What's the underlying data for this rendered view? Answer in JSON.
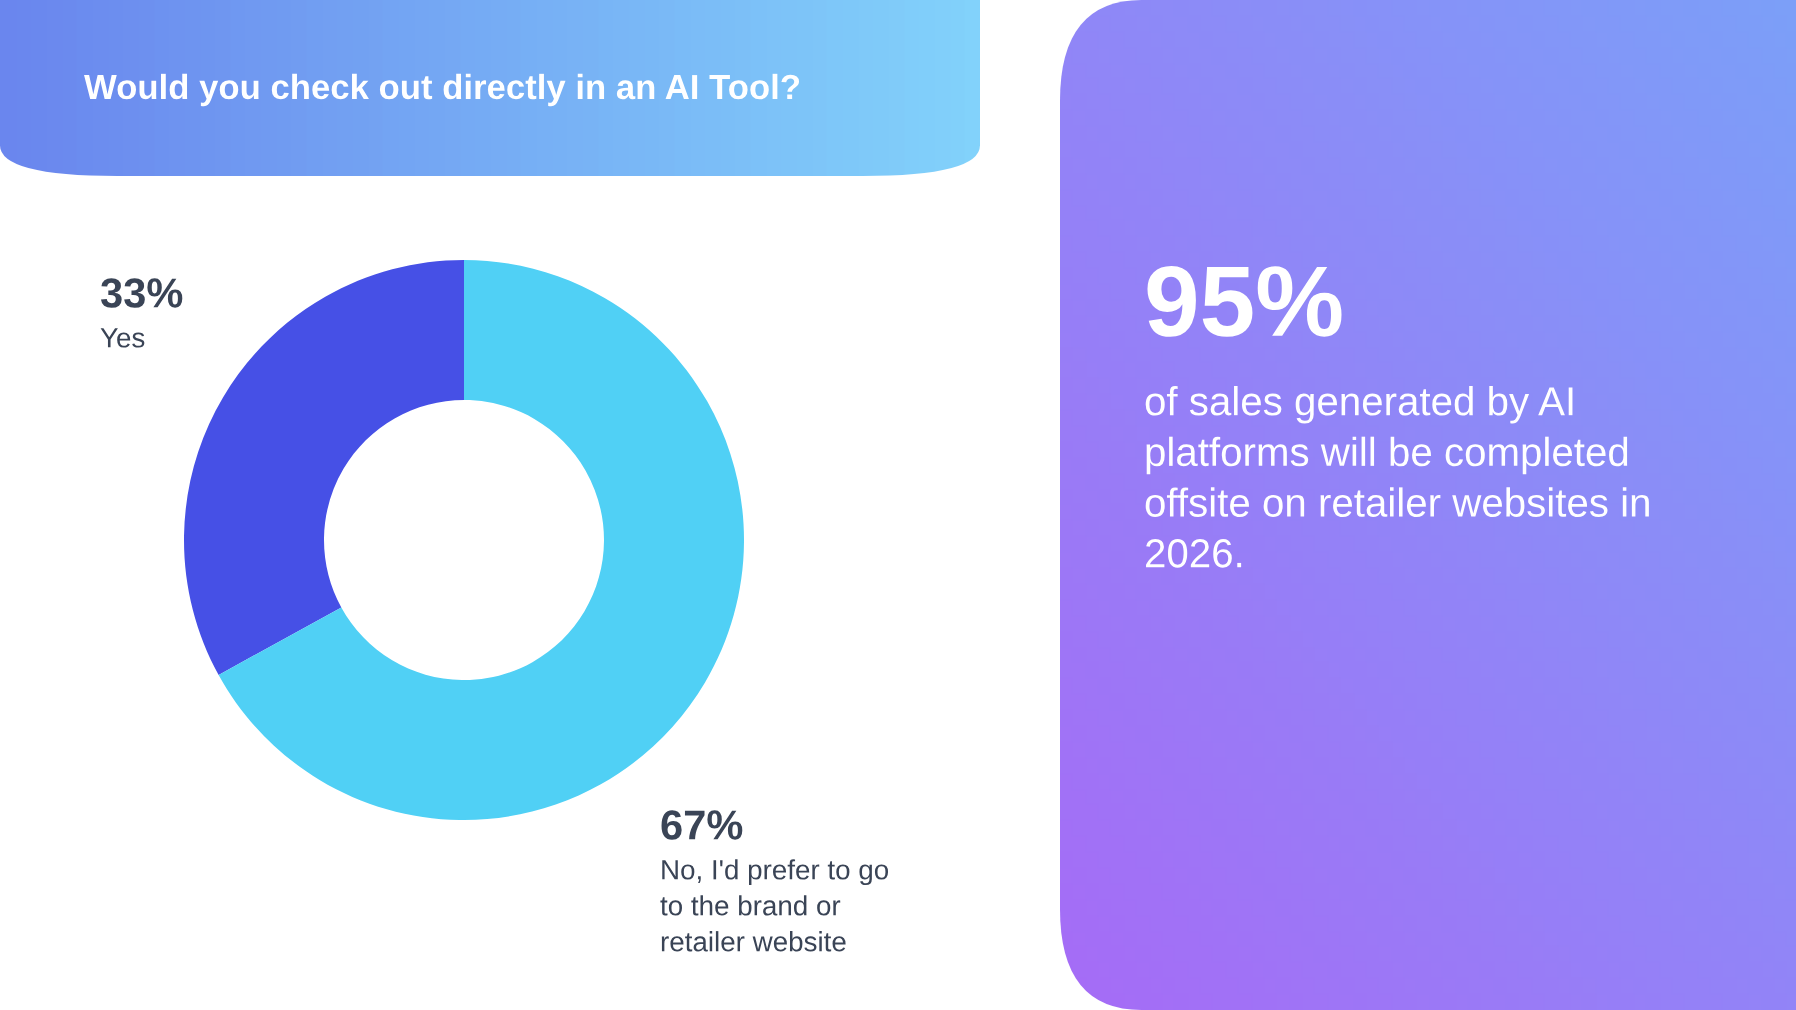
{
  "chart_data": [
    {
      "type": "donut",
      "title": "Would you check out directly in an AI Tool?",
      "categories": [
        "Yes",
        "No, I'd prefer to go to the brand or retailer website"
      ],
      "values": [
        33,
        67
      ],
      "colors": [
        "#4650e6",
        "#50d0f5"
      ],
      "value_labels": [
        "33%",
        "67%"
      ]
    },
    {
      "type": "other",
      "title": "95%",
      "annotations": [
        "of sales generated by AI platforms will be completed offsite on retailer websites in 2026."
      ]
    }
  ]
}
● ● ● ●
• [TASK DIRECTIONS] Using the records above, retype everything exactly except the pictures.

• [SOLUTION BELOW]
What's the underlying data for this rendered view? Answer in JSON.
{
  "chart_data": [
    {
      "type": "donut",
      "title": "Would you check out directly in an AI Tool?",
      "categories": [
        "Yes",
        "No, I'd prefer to go to the brand or retailer website"
      ],
      "values": [
        33,
        67
      ],
      "colors": [
        "#4650e6",
        "#50d0f5"
      ],
      "value_labels": [
        "33%",
        "67%"
      ]
    },
    {
      "type": "other",
      "title": "95%",
      "annotations": [
        "of sales generated by AI platforms will be completed offsite on retailer websites in 2026."
      ]
    }
  ]
}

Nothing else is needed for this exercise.